Boosting phagocytosis and anti-inflammatory phenotype in microglia mediates neuroprotection by PPARγ agonist MDG548 in Parkinson's disease models

BACKGROUND AND PURPOSE Microglial phenotype and phagocytic activity are deregulated in Parkinson's disease (PD). PPAR gamma agonists are neuroprotective in experimental PD, but their role in regulating microglial phenotype and phagocytosis has been poorly investigated. We addressed it by using the PPAR gamma agonist MDG548. EXPERIMENTAL APPROACH Murine microglial cell line MMGT12 was stimulated with LPS and/or MDG548, and their effect on phagocytosis of fluorescent microspheres or necrotic neurons was investigated by flow cytometry. Cytokines and markers of microglia phenotype, such as mannose receptor C type 1; MRC1), Ym1 and CD68 were measured by elisa and fluorescent immunohistochemistry. Levels of Beclin-1, which plays a role in microglial phagocytosis, were measured by Western blotting. In the in vivo MPTP-probenecid (MPTPp) model of PD in mice, MDG548 was tested on motor impairment, nigral neurodegeneration, microglial activation and phenotype. KEY RESULTS In LPS-stimulated microglia, MDG548 increased phagocytosis of both latex beads and necrotic cells, up-regulated the expression of MRC1, CD68 and to a lesser extent IL-10, while blocking the LPS-induced increase of TNF-alpha and iNOS. MDG548 also induced Beclin-1. Chronic MPTPp treatment in mice down-regulated MRC1 and TGF-beta and up-regulated TNF-alpha and IL-1 beta immunoreactivity in activated CD11b-positive microglia, causing the death of nigral dopaminergic neurons. MDG548 arrested MPTPp-induced cell death, enhanced MRC1 and restored cytokine levels. CONCLUSIONS AND IMPLICATIONS This study adds a novel mechanism for PPAR gamma-mediated neuroprotection in PD and suggests that increasing phagocytic activity and anti-inflammatory markers may represent an effective disease-modifying approach.

> INFORMATION SHOWN
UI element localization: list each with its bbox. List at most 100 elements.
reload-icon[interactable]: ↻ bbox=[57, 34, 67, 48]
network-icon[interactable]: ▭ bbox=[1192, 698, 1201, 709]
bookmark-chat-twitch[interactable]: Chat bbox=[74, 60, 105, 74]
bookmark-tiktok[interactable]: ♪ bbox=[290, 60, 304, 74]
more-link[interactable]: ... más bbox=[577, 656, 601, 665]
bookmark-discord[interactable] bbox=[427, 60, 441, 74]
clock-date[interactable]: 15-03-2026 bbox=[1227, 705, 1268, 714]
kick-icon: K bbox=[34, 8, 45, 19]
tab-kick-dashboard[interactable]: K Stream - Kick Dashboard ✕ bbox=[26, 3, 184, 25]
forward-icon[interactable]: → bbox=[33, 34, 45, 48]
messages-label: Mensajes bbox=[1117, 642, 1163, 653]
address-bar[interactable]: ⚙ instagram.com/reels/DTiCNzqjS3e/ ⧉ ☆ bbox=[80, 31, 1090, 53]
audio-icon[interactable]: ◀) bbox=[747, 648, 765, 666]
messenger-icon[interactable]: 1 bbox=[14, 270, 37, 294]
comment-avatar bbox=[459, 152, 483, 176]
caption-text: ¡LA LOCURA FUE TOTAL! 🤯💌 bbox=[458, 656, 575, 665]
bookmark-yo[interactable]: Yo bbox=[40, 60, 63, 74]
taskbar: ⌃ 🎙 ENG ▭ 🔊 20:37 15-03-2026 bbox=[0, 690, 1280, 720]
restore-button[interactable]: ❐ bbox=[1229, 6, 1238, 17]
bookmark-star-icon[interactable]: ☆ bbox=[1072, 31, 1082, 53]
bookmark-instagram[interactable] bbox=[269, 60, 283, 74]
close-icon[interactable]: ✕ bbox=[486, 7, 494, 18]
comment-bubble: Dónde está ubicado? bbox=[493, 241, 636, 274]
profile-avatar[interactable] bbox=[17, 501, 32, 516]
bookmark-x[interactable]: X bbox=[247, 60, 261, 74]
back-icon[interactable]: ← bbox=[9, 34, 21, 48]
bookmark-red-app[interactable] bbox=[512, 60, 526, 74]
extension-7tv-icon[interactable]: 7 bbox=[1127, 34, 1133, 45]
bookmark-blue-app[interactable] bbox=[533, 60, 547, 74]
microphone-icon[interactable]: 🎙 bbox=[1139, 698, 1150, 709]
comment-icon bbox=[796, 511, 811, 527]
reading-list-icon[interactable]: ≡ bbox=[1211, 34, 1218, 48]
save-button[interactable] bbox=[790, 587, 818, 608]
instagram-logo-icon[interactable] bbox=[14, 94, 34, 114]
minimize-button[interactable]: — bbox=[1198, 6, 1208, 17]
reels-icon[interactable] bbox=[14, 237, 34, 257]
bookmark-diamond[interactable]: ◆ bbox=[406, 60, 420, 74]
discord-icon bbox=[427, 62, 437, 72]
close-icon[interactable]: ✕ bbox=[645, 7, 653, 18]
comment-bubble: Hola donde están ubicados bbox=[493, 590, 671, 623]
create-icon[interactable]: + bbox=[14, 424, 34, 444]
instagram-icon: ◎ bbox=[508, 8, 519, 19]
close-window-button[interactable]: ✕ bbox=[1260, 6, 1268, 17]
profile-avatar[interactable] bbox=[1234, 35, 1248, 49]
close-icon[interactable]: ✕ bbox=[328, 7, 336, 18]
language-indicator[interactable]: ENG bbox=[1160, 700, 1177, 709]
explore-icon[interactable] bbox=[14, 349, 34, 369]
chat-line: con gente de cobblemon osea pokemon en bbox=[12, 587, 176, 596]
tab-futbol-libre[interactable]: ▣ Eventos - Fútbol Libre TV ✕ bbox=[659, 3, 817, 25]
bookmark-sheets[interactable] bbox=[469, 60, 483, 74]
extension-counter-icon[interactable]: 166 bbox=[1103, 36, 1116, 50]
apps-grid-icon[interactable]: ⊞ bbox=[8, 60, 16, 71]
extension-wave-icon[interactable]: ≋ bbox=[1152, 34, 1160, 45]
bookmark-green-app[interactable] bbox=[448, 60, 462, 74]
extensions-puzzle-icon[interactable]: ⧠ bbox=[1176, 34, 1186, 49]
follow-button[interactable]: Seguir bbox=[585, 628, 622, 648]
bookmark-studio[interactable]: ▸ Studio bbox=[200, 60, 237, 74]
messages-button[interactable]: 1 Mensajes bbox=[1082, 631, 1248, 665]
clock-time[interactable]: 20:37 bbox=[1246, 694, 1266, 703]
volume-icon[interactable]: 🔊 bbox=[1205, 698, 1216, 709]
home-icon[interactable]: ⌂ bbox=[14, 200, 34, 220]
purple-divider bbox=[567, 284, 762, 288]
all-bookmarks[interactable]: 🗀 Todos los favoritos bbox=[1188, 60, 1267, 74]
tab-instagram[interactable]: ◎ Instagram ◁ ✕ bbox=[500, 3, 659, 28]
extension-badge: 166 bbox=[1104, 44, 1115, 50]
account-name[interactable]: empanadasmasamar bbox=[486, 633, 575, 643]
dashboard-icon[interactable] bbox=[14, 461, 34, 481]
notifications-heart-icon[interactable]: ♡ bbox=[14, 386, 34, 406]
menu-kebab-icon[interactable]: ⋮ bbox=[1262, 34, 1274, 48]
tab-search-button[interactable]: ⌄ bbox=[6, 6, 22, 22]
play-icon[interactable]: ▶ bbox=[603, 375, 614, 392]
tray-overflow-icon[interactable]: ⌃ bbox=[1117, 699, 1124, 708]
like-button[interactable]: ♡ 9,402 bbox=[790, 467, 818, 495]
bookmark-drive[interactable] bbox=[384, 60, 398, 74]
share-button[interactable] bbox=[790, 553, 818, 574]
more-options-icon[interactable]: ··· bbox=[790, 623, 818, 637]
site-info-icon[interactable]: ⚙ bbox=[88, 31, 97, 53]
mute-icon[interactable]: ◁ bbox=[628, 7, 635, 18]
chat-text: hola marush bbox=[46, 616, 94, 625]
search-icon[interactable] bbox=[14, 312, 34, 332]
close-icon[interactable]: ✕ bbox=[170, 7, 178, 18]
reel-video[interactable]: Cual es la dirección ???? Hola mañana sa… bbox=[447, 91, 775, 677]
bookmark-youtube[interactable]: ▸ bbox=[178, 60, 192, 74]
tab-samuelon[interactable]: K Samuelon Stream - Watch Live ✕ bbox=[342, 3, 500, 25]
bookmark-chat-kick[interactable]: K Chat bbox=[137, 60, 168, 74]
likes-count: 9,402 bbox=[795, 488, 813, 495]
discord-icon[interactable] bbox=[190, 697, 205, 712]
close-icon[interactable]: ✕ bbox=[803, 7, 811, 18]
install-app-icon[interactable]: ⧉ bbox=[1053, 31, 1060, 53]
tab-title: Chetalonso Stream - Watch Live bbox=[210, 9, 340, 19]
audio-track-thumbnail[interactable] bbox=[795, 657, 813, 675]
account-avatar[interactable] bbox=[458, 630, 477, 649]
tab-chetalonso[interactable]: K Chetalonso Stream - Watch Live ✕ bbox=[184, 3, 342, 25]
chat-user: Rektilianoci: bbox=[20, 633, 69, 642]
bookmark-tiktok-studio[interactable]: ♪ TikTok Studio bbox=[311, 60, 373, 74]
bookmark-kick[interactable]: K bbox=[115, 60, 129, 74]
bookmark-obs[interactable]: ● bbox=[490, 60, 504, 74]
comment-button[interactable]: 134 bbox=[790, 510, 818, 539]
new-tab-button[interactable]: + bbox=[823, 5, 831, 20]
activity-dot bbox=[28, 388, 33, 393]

> ACTIVITY A
Using the abstract on MDG548, tell whether each statement agrees with it. Answer yes or no and quote the words that settle it.
(i) In LPS-stimulated microglia, MDG548 raised TNF-alpha levels.
(ii) Beclin-1 levels were measured by Western blotting.
(iii) Chronic MPTPp treatment in mice up-regulated MRC1.
> ACTIVITY B
List every lab method the abstract on MDG548 names for measuring results in the cell studies.
> ACTIVITY C
Answer these from the abstract on MDG548:
(i) Which cell line was stimulated with LPS and/or MDG548?
(ii) What did MDG548 do to MPTPp-induced cell death?
(iii) Which three markers of microglia phenotype does the abstract give as examples?
Work only from the abstract on MDG548.

> TASK SOLUTION A
(i) No: "while blocking the LPS-induced increase of TNF-alpha and iNOS"
(ii) Yes: "Levels of Beclin-1, which plays a role in microglial phagocytosis, were measured by Western blotting."
(iii) No: "Chronic MPTPp treatment in mice down-regulated MRC1 and TGF-beta"

> TASK SOLUTION B
- flow cytometry
- elisa
- fluorescent immunohistochemistry
- Western blotting

> TASK SOLUTION C
(i) The murine microglial cell line MMGT12.
(ii) It arrested it.
(iii) Mannose receptor C type 1 (MRC1), Ym1 and CD68.